• _OBJECTIVE_: Find the lines of data that contain the string "document", then list them.

• _SOURCE DATA_:

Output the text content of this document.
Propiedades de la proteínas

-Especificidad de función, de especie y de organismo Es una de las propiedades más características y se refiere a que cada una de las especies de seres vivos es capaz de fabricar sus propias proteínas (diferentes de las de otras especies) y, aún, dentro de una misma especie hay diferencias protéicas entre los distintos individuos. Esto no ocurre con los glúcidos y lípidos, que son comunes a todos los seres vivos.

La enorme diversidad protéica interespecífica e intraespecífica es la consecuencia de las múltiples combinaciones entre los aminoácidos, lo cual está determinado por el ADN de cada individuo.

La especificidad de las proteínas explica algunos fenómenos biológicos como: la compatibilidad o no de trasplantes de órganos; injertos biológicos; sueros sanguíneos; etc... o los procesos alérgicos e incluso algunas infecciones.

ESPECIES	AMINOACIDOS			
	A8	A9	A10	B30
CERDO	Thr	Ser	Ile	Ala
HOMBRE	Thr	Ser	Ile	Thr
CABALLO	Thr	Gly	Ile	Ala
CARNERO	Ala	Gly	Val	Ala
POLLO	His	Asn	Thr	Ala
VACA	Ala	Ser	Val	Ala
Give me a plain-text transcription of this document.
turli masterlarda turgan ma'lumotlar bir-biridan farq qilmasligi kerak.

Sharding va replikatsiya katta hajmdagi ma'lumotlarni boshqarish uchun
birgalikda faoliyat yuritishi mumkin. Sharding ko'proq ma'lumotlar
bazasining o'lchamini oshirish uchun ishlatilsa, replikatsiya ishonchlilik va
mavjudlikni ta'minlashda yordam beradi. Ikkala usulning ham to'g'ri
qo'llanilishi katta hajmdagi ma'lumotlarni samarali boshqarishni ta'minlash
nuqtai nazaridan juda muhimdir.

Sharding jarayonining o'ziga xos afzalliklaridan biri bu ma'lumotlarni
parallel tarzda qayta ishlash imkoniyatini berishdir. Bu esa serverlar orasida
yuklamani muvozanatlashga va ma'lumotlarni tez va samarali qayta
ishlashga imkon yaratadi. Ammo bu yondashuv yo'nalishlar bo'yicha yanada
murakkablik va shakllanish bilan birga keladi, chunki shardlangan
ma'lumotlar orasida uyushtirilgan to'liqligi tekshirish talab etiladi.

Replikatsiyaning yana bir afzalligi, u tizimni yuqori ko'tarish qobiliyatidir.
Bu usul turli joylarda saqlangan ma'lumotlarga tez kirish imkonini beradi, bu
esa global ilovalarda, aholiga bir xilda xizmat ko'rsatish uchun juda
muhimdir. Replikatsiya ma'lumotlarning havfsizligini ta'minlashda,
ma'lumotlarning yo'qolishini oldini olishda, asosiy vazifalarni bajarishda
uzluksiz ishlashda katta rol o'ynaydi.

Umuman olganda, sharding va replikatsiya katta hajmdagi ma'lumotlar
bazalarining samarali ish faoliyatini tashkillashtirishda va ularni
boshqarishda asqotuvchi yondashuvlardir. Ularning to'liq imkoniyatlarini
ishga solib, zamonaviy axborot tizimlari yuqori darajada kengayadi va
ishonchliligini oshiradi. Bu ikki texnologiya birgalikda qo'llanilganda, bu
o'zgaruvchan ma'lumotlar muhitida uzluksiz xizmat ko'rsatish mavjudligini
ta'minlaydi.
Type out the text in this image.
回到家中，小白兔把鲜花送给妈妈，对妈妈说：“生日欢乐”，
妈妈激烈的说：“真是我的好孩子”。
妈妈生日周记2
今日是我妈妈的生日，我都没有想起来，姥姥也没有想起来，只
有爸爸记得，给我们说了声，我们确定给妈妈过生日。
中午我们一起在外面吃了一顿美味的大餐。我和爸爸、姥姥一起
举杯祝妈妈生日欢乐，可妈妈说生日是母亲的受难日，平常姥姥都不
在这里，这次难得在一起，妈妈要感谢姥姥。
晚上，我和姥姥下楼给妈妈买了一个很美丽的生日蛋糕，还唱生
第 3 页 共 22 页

• _ANSWER FOR THE TASK_:
Output the text content of this document.
Give me a plain-text transcription of this document.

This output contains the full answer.